Texto en estudio -
- - - - -
Uno de los oradores…llamó a crear un partido político que liderara la expulsión de los trabajadores migrantes no-judíos.  –“No es racismo”, insistía.

Mi amigo, el periodista israelí Jagai Matar, fue también asaltado durante las festividades.  Los hechos lo sacudieron considerablemente, y aún se está recuperando.  Mientras tanto, ha escrito un artículo en su blog (n hebreo) titulado “Camino a un linchamiento”.

¿Quiénes son estos refugiados?  Son del sur de Sudán, una nación que está todavía destruida por una guerra civil, y descendiendo rápidamente hacia el caos impuesto por el gobierno central sudanés.  Este es el mismo gobierno responsable por el genocidio de Darfur.  Refugiados, genocidio, odio racial: ¿no suena familiar?
Otro elemento de este pogromo que es crítico llegar a comprender es que mientras el mismo fue iniciado por el ala judeonazi de la extrema derecha, los Miembros del Parlamento del partido gobernante Likud -Danon, Regev, Tirosh y Levín- se involucraron y se adjudicaron públicamente el evento.  Esa es la manera en que trabaja el facismo rastrero.  Primero, la extrema derecha apuesta sus proclamas dentro de un discurso político.  Luego, los partidos de mayor aceptación se involucran y cooptan a la extrema derecha.  Ya entonces, la extrema derecha se vuelve parte de los partidos aceptables y se transforma en algo verdaderamente odioso y horrible (a grandes rasgos, la manera en cómo el “Tea Party” funciona en el discurso de la política estadounidense, aunque no haya promovido ningún pogromo todavía).
- - - - -
Información registrada -

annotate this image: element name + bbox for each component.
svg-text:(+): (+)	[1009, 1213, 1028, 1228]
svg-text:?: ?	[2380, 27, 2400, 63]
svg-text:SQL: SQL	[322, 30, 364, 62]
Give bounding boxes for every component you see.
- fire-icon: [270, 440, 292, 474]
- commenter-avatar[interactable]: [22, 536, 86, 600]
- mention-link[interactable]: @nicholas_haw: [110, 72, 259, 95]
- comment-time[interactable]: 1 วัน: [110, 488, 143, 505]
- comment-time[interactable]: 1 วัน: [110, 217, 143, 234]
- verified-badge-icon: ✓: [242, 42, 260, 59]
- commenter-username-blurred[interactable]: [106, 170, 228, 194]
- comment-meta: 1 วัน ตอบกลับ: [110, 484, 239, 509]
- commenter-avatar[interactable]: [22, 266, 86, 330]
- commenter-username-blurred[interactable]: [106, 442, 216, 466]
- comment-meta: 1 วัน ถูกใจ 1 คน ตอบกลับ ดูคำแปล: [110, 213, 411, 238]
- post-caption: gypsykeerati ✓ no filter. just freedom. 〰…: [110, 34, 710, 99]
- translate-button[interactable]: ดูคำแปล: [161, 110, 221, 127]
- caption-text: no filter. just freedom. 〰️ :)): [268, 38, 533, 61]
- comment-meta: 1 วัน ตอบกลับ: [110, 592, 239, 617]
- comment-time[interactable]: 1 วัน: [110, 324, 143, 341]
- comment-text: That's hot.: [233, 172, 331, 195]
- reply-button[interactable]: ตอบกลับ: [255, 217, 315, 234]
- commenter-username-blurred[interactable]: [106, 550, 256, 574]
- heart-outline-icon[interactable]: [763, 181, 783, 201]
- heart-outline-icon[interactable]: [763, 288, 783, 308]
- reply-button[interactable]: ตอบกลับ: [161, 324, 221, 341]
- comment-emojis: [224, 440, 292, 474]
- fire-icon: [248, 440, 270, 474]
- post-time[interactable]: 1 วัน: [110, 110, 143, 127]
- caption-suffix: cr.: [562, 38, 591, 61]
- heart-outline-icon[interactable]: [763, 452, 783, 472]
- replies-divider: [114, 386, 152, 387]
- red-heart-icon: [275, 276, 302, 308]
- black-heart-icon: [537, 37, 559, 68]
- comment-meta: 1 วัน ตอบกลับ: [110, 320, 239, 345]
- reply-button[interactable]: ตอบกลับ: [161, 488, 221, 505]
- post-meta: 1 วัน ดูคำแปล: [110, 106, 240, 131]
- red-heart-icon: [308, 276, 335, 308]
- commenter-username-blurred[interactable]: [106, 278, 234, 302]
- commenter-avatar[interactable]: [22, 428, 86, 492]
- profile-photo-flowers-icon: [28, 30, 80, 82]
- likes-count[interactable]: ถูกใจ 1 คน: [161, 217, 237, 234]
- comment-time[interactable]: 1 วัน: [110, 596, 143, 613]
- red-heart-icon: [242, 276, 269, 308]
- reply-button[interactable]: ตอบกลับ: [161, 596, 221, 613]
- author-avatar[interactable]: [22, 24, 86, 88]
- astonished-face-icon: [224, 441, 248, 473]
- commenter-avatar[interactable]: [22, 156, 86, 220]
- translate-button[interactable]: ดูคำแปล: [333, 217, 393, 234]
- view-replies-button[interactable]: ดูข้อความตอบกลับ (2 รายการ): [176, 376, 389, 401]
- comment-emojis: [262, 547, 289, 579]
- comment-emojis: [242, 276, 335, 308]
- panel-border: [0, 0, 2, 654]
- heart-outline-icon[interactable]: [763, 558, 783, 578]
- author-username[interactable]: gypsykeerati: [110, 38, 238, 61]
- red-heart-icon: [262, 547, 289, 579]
- - - - -
Complete lo siguiente -
1. Según el texto en estudio, ¿de qué región proceden los refugiados?
2. Prolongue el texto en estudio a partir de su última oración.
Los ítems no intervienen en este trabajo.

Respuestas del ejercicio -
1. Del sur de Sudán.

2.
Esta noche Tel Aviv –y por extensión Israel- se ha vuelto algo verdaderamente odioso y horrible.
Si uno observa los pronunciamientos de los líderes “responsables” del país, uno los puede ver adaptándose a las posiciones de extrema derecha “populares”: el Ministro del Interior Eli Ishai impreca contra los sucios africanos.  El Fiscal General dice que está listo para proveer el apoyo legal para las deportaciones en masa.  El Primer Ministro –un tipo que nunca albergó simpatías por los oprimidos, judíos o no judíos- va a sacrificar a estas pobres almas en un santiamén a cambio de ventajas políticas.

Esto, por supuesto, es la repetición del mensaje de extrema derecha, neonazi, de muchos partidos políticos europeos como la Liga de Defensa Inglesa, el Frente Nacional de Jean-Marie Le Pen, etc.  Es un eco del manifiesto anti-inmigrantes de Anders Breivik, antes de que asesinara 77 jóvenes noruegos liberales.
Supongo que no es sorprendente que haya tal venenoso movimiento político en desarrollo en Israel, el cual, después de todo, no es inmune al mismo veneno que infecta el cuerpo político europeo y estadounidense.
Pero lo que es sorprendente es qué cercanamente esto es un eco de la tragedia histórica del Holocausto, tal como se manifestó en Alemania en 1930.  Nosotros también teníamos refugiados judíos que eran despreciados cuando buscaban refugio en estas playas.  La historia judía está repleta de ejemplos de similares persecuciones, incluyendo las Cruzadas, la Inquisición, y varias otras expulsiones.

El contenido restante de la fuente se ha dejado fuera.